| TASK GOAL |
Output every line of the material exactly, omitting images.

| DATA FOR PROCESSING |
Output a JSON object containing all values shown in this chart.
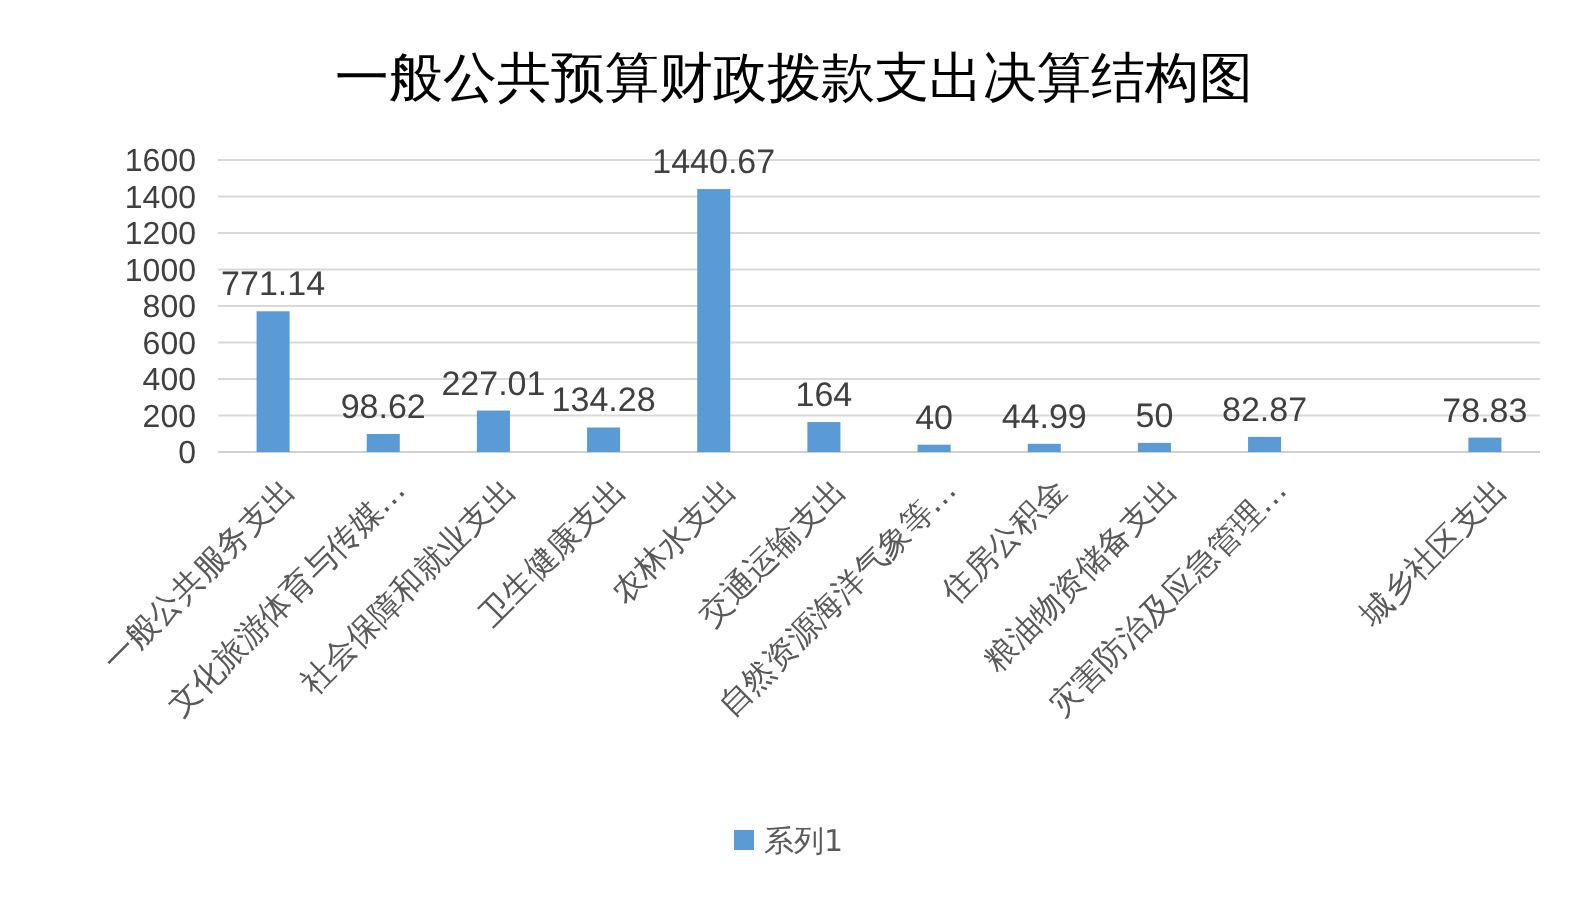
{
  "chart_data": {
    "type": "bar",
    "title": "一般公共预算财政拨款支出决算结构图",
    "categories": [
      "一般公共服务支出",
      "文化旅游体育与传媒…",
      "社会保障和就业支出",
      "卫生健康支出",
      "农林水支出",
      "交通运输支出",
      "自然资源海洋气象等…",
      "住房公积金",
      "粮油物资储备支出",
      "灾害防治及应急管理…",
      null,
      "城乡社区支出"
    ],
    "series": [
      {
        "name": "系列1",
        "color": "#5b9bd5",
        "values": [
          771.14,
          98.62,
          227.01,
          134.28,
          1440.67,
          164,
          40,
          44.99,
          50,
          82.87,
          null,
          78.83
        ]
      }
    ],
    "ylim": [
      0,
      1600
    ],
    "yticks": [
      0,
      200,
      400,
      600,
      800,
      1000,
      1200,
      1400,
      1600
    ],
    "grid": "y",
    "legend": "bottom",
    "data_labels": true
  }
}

| CORRECT RESPONSE |
Output a JSON object containing all values shown in this chart.
{
  "chart_data": {
    "type": "bar",
    "title": "一般公共预算财政拨款支出决算结构图",
    "categories": [
      "一般公共服务支出",
      "文化旅游体育与传媒…",
      "社会保障和就业支出",
      "卫生健康支出",
      "农林水支出",
      "交通运输支出",
      "自然资源海洋气象等…",
      "住房公积金",
      "粮油物资储备支出",
      "灾害防治及应急管理…",
      null,
      "城乡社区支出"
    ],
    "series": [
      {
        "name": "系列1",
        "color": "#5b9bd5",
        "values": [
          771.14,
          98.62,
          227.01,
          134.28,
          1440.67,
          164,
          40,
          44.99,
          50,
          82.87,
          null,
          78.83
        ]
      }
    ],
    "ylim": [
      0,
      1600
    ],
    "yticks": [
      0,
      200,
      400,
      600,
      800,
      1000,
      1200,
      1400,
      1600
    ],
    "grid": "y",
    "legend": "bottom",
    "data_labels": true
  }
}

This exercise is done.